Given records:
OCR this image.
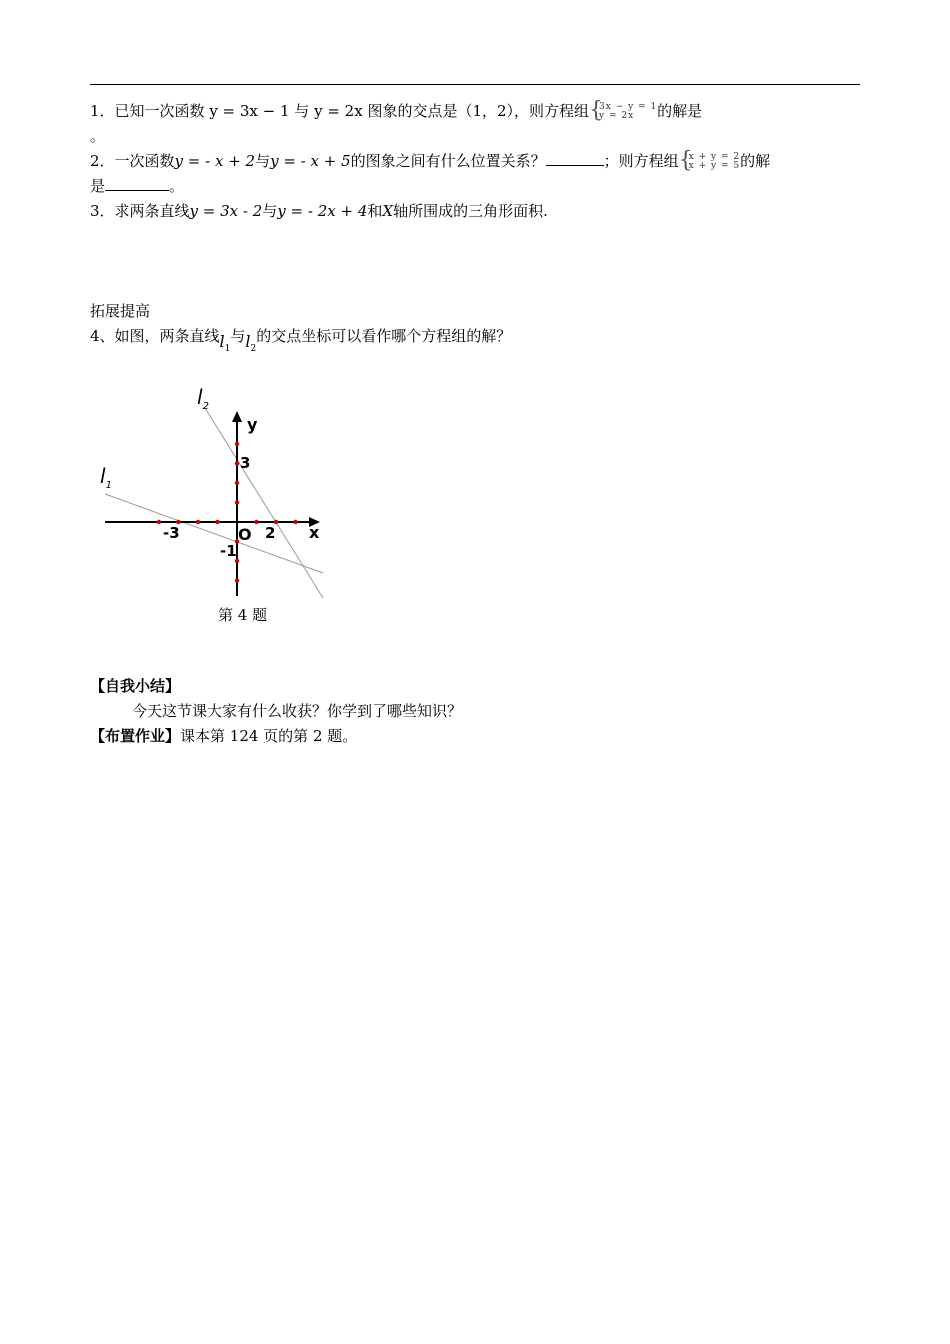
1．已知一次函数 y = 3x − 1 与 y = 2x 图象的交点是（1，2），则方程组 {
3x − y = 1
y = 2x	的解是
。
2．一次函数y = - x + 2与y = - x + 5的图象之间有什么位置关系？	；则方程组 {
x + y = 2
x + y = 5 的解
是	。
3．求两条直线y = 3x - 2与y = - 2x + 4和X轴所围成的三角形面积.
拓展提高
4、如图，两条直线$l_1$与$l_2$的交点坐标可以看作哪个方程组的解？
$l_2$
$l_1$
y
x
O
3
-3	2
-1
第 4 题
【自我小结】
今天这节课大家有什么收获？你学到了哪些知识？
【布置作业】课本第 124 页的第 2 题。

Problem:
State how many lines include the string "则方程组". Give no other information.

Correct result:
2